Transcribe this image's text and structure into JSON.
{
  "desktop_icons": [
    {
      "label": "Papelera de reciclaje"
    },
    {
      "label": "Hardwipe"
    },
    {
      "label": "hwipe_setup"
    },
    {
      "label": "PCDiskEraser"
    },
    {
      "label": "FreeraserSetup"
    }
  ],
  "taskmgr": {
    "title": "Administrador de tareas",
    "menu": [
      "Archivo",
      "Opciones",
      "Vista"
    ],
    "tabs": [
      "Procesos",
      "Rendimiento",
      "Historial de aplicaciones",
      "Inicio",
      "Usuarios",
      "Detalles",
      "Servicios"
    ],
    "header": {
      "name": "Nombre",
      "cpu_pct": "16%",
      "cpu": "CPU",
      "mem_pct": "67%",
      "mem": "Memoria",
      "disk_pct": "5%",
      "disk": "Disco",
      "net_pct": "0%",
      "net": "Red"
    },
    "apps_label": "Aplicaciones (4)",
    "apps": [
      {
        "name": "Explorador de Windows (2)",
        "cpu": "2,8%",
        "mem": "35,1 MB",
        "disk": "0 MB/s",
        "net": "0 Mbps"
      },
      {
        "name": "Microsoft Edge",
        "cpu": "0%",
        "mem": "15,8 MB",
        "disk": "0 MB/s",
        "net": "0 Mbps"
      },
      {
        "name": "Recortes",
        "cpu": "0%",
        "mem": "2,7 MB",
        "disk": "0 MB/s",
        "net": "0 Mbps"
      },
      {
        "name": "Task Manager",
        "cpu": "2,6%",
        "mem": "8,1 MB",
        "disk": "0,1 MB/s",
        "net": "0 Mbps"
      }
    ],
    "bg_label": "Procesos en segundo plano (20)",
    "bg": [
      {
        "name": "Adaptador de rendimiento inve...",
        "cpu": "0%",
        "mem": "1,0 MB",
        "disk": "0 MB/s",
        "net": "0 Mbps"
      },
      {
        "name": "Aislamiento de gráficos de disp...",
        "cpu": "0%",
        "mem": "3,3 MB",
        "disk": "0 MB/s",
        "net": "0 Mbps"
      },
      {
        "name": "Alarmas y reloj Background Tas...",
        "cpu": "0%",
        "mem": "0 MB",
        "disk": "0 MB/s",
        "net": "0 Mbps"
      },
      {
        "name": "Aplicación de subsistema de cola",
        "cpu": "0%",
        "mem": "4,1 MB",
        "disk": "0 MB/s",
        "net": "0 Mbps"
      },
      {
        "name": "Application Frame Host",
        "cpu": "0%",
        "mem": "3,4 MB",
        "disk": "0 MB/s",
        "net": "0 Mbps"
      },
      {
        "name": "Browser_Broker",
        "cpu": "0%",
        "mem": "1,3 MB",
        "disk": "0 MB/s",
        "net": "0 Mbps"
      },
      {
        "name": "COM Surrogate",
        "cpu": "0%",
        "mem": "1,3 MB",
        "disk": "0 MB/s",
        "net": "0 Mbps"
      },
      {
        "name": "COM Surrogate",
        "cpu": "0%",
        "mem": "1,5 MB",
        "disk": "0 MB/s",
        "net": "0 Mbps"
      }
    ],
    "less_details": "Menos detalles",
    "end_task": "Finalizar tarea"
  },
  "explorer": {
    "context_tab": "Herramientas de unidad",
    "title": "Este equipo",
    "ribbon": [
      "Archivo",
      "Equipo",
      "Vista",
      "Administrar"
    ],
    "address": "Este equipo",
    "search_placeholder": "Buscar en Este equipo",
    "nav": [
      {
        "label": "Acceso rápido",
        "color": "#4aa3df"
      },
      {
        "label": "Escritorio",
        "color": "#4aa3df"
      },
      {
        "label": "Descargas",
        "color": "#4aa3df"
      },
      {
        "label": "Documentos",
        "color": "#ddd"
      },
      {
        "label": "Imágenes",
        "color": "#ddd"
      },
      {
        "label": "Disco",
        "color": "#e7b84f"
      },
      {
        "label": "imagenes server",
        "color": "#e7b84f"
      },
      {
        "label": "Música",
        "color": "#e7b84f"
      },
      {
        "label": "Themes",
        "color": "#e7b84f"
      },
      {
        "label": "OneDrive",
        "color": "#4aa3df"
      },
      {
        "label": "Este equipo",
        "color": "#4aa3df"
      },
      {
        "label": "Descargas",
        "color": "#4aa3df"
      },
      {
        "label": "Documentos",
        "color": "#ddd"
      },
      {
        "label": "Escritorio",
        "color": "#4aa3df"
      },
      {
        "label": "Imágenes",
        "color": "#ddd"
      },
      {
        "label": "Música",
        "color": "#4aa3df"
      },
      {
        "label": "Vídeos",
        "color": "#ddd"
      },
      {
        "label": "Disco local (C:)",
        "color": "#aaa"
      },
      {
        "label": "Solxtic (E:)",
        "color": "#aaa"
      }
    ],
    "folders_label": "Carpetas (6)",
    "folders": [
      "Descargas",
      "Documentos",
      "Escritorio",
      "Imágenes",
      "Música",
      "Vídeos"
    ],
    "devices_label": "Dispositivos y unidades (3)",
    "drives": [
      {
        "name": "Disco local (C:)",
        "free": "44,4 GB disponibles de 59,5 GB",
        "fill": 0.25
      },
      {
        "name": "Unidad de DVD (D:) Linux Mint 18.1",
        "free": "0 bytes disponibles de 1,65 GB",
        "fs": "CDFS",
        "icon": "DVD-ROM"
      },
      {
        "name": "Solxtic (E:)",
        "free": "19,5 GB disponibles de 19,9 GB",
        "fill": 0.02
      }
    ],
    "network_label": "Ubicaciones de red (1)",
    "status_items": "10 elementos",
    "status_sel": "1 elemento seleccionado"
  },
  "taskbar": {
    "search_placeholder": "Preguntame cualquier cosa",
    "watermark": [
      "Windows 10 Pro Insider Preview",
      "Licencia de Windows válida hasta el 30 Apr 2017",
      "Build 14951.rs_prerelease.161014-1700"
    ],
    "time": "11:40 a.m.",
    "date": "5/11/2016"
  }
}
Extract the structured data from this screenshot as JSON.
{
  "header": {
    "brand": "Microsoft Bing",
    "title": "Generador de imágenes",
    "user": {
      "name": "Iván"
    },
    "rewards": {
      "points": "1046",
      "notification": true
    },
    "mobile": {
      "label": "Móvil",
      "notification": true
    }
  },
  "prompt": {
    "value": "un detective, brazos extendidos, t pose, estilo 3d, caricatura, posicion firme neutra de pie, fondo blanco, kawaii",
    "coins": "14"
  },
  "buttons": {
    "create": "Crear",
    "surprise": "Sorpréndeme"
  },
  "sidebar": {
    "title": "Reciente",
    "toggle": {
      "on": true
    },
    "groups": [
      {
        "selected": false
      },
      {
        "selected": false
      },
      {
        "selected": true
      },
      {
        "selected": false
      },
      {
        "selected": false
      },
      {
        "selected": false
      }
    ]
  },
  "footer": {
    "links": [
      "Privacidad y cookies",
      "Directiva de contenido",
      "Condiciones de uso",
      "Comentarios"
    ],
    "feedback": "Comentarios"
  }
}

• DESCRIPTION OF THE TASK: Return the records given above in their entirety, word for word.

• YOUR RESPONSE:
Transcribe this image's text and structure into JSON.
{
  "desktop_icons": [
    {
      "label": "Papelera de reciclaje"
    },
    {
      "label": "Hardwipe"
    },
    {
      "label": "hwipe_setup"
    },
    {
      "label": "PCDiskEraser"
    },
    {
      "label": "FreeraserSetup"
    }
  ],
  "taskmgr": {
    "title": "Administrador de tareas",
    "menu": [
      "Archivo",
      "Opciones",
      "Vista"
    ],
    "tabs": [
      "Procesos",
      "Rendimiento",
      "Historial de aplicaciones",
      "Inicio",
      "Usuarios",
      "Detalles",
      "Servicios"
    ],
    "header": {
      "name": "Nombre",
      "cpu_pct": "16%",
      "cpu": "CPU",
      "mem_pct": "67%",
      "mem": "Memoria",
      "disk_pct": "5%",
      "disk": "Disco",
      "net_pct": "0%",
      "net": "Red"
    },
    "apps_label": "Aplicaciones (4)",
    "apps": [
      {
        "name": "Explorador de Windows (2)",
        "cpu": "2,8%",
        "mem": "35,1 MB",
        "disk": "0 MB/s",
        "net": "0 Mbps"
      },
      {
        "name": "Microsoft Edge",
        "cpu": "0%",
        "mem": "15,8 MB",
        "disk": "0 MB/s",
        "net": "0 Mbps"
      },
      {
        "name": "Recortes",
        "cpu": "0%",
        "mem": "2,7 MB",
        "disk": "0 MB/s",
        "net": "0 Mbps"
      },
      {
        "name": "Task Manager",
        "cpu": "2,6%",
        "mem": "8,1 MB",
        "disk": "0,1 MB/s",
        "net": "0 Mbps"
      }
    ],
    "bg_label": "Procesos en segundo plano (20)",
    "bg": [
      {
        "name": "Adaptador de rendimiento inve...",
        "cpu": "0%",
        "mem": "1,0 MB",
        "disk": "0 MB/s",
        "net": "0 Mbps"
      },
      {
        "name": "Aislamiento de gráficos de disp...",
        "cpu": "0%",
        "mem": "3,3 MB",
        "disk": "0 MB/s",
        "net": "0 Mbps"
      },
      {
        "name": "Alarmas y reloj Background Tas...",
        "cpu": "0%",
        "mem": "0 MB",
        "disk": "0 MB/s",
        "net": "0 Mbps"
      },
      {
        "name": "Aplicación de subsistema de cola",
        "cpu": "0%",
        "mem": "4,1 MB",
        "disk": "0 MB/s",
        "net": "0 Mbps"
      },
      {
        "name": "Application Frame Host",
        "cpu": "0%",
        "mem": "3,4 MB",
        "disk": "0 MB/s",
        "net": "0 Mbps"
      },
      {
        "name": "Browser_Broker",
        "cpu": "0%",
        "mem": "1,3 MB",
        "disk": "0 MB/s",
        "net": "0 Mbps"
      },
      {
        "name": "COM Surrogate",
        "cpu": "0%",
        "mem": "1,3 MB",
        "disk": "0 MB/s",
        "net": "0 Mbps"
      },
      {
        "name": "COM Surrogate",
        "cpu": "0%",
        "mem": "1,5 MB",
        "disk": "0 MB/s",
        "net": "0 Mbps"
      }
    ],
    "less_details": "Menos detalles",
    "end_task": "Finalizar tarea"
  },
  "explorer": {
    "context_tab": "Herramientas de unidad",
    "title": "Este equipo",
    "ribbon": [
      "Archivo",
      "Equipo",
      "Vista",
      "Administrar"
    ],
    "address": "Este equipo",
    "search_placeholder": "Buscar en Este equipo",
    "nav": [
      {
        "label": "Acceso rápido",
        "color": "#4aa3df"
      },
      {
        "label": "Escritorio",
        "color": "#4aa3df"
      },
      {
        "label": "Descargas",
        "color": "#4aa3df"
      },
      {
        "label": "Documentos",
        "color": "#ddd"
      },
      {
        "label": "Imágenes",
        "color": "#ddd"
      },
      {
        "label": "Disco",
        "color": "#e7b84f"
      },
      {
        "label": "imagenes server",
        "color": "#e7b84f"
      },
      {
        "label": "Música",
        "color": "#e7b84f"
      },
      {
        "label": "Themes",
        "color": "#e7b84f"
      },
      {
        "label": "OneDrive",
        "color": "#4aa3df"
      },
      {
        "label": "Este equipo",
        "color": "#4aa3df"
      },
      {
        "label": "Descargas",
        "color": "#4aa3df"
      },
      {
        "label": "Documentos",
        "color": "#ddd"
      },
      {
        "label": "Escritorio",
        "color": "#4aa3df"
      },
      {
        "label": "Imágenes",
        "color": "#ddd"
      },
      {
        "label": "Música",
        "color": "#4aa3df"
      },
      {
        "label": "Vídeos",
        "color": "#ddd"
      },
      {
        "label": "Disco local (C:)",
        "color": "#aaa"
      },
      {
        "label": "Solxtic (E:)",
        "color": "#aaa"
      }
    ],
    "folders_label": "Carpetas (6)",
    "folders": [
      "Descargas",
      "Documentos",
      "Escritorio",
      "Imágenes",
      "Música",
      "Vídeos"
    ],
    "devices_label": "Dispositivos y unidades (3)",
    "drives": [
      {
        "name": "Disco local (C:)",
        "free": "44,4 GB disponibles de 59,5 GB",
        "fill": 0.25
      },
      {
        "name": "Unidad de DVD (D:) Linux Mint 18.1",
        "free": "0 bytes disponibles de 1,65 GB",
        "fs": "CDFS",
        "icon": "DVD-ROM"
      },
      {
        "name": "Solxtic (E:)",
        "free": "19,5 GB disponibles de 19,9 GB",
        "fill": 0.02
      }
    ],
    "network_label": "Ubicaciones de red (1)",
    "status_items": "10 elementos",
    "status_sel": "1 elemento seleccionado"
  },
  "taskbar": {
    "search_placeholder": "Preguntame cualquier cosa",
    "watermark": [
      "Windows 10 Pro Insider Preview",
      "Licencia de Windows válida hasta el 30 Apr 2017",
      "Build 14951.rs_prerelease.161014-1700"
    ],
    "time": "11:40 a.m.",
    "date": "5/11/2016"
  }
}
Extract the structured data from this screenshot as JSON.
{
  "header": {
    "brand": "Microsoft Bing",
    "title": "Generador de imágenes",
    "user": {
      "name": "Iván"
    },
    "rewards": {
      "points": "1046",
      "notification": true
    },
    "mobile": {
      "label": "Móvil",
      "notification": true
    }
  },
  "prompt": {
    "value": "un detective, brazos extendidos, t pose, estilo 3d, caricatura, posicion firme neutra de pie, fondo blanco, kawaii",
    "coins": "14"
  },
  "buttons": {
    "create": "Crear",
    "surprise": "Sorpréndeme"
  },
  "sidebar": {
    "title": "Reciente",
    "toggle": {
      "on": true
    },
    "groups": [
      {
        "selected": false
      },
      {
        "selected": false
      },
      {
        "selected": true
      },
      {
        "selected": false
      },
      {
        "selected": false
      },
      {
        "selected": false
      }
    ]
  },
  "footer": {
    "links": [
      "Privacidad y cookies",
      "Directiva de contenido",
      "Condiciones de uso",
      "Comentarios"
    ],
    "feedback": "Comentarios"
  }
}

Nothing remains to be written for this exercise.